* START *

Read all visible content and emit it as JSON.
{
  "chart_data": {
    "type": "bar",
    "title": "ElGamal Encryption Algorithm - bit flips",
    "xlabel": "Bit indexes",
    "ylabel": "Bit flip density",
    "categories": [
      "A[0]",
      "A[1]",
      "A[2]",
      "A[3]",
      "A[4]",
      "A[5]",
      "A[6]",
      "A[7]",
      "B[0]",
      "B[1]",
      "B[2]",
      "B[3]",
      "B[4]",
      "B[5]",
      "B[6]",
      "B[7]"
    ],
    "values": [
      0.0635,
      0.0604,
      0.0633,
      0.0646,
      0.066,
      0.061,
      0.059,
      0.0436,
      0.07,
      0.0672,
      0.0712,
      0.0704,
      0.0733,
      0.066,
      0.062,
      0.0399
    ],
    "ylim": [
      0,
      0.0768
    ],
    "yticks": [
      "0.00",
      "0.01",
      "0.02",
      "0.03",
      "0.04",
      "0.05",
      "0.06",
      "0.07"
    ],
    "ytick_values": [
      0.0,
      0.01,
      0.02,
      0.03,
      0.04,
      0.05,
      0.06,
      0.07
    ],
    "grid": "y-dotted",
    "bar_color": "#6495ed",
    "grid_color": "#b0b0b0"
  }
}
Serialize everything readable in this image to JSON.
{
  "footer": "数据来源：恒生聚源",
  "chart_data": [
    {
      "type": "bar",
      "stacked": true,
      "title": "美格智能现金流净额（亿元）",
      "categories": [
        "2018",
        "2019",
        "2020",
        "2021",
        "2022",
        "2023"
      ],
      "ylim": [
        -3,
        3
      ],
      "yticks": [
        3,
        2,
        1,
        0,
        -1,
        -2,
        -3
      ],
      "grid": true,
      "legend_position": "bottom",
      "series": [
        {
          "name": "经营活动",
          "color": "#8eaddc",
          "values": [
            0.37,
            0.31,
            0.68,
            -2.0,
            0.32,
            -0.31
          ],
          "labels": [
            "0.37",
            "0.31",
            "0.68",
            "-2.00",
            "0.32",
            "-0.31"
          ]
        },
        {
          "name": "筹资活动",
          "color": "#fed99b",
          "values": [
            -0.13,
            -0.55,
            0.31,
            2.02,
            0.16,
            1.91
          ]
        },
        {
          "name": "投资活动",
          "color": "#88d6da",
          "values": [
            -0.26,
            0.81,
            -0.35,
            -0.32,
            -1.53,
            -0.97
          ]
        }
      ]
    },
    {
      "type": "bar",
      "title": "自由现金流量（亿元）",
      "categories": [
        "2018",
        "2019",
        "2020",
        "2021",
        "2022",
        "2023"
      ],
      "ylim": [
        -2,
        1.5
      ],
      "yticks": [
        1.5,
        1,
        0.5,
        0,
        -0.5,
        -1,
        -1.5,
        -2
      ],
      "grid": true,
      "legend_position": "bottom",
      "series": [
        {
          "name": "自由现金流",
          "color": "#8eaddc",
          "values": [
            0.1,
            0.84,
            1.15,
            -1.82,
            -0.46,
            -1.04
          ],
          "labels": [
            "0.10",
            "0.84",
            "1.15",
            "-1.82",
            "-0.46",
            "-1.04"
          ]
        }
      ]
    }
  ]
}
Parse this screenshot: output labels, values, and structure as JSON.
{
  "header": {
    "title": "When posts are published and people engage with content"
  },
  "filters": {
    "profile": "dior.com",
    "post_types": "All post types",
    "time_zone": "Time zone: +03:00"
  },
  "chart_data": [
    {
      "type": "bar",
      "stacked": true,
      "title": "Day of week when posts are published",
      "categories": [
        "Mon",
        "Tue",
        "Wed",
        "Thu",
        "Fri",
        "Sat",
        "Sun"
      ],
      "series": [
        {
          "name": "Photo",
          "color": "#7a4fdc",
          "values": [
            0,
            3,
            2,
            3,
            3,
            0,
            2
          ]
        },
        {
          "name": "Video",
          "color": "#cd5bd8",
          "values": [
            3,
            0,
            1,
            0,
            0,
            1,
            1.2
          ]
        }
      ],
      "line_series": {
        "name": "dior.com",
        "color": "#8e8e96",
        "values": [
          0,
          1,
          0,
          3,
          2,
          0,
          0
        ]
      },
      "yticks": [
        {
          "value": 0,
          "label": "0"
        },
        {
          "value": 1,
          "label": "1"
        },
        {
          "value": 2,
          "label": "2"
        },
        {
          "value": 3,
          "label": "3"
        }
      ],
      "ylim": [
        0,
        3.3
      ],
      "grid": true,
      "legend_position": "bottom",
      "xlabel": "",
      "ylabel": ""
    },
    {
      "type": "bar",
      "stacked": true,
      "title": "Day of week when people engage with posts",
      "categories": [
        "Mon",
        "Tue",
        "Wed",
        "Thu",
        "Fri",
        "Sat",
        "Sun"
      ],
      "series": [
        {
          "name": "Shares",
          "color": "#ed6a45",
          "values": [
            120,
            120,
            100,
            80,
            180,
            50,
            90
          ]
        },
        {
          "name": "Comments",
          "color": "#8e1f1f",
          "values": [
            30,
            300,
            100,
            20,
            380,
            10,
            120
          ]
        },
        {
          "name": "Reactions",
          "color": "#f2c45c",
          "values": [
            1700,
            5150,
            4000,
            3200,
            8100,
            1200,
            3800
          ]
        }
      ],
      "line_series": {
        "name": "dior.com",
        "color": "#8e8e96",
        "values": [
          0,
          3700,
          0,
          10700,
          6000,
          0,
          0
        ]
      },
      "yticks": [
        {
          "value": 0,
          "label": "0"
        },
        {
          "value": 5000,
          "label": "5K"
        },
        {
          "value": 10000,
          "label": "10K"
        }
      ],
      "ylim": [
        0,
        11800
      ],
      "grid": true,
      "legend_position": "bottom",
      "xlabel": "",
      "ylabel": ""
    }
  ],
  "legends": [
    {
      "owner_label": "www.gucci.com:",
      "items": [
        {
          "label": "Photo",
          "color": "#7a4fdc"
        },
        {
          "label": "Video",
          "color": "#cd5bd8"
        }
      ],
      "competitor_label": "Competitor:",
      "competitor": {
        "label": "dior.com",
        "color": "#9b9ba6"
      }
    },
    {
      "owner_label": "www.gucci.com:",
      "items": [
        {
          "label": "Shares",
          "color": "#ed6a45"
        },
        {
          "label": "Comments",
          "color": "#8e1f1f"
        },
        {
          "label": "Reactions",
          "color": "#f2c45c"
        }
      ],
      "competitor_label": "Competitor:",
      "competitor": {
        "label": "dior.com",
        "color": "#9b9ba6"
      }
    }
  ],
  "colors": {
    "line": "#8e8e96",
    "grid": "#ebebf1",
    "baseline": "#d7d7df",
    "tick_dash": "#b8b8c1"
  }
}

* END *

• Description of the task: Write down every line of the data above that includes the string "posts".

• Output for this exercise:
    "title": "When posts are published and people engage with content"
      "title": "Day of week when posts are published",
      "title": "Day of week when people engage with posts",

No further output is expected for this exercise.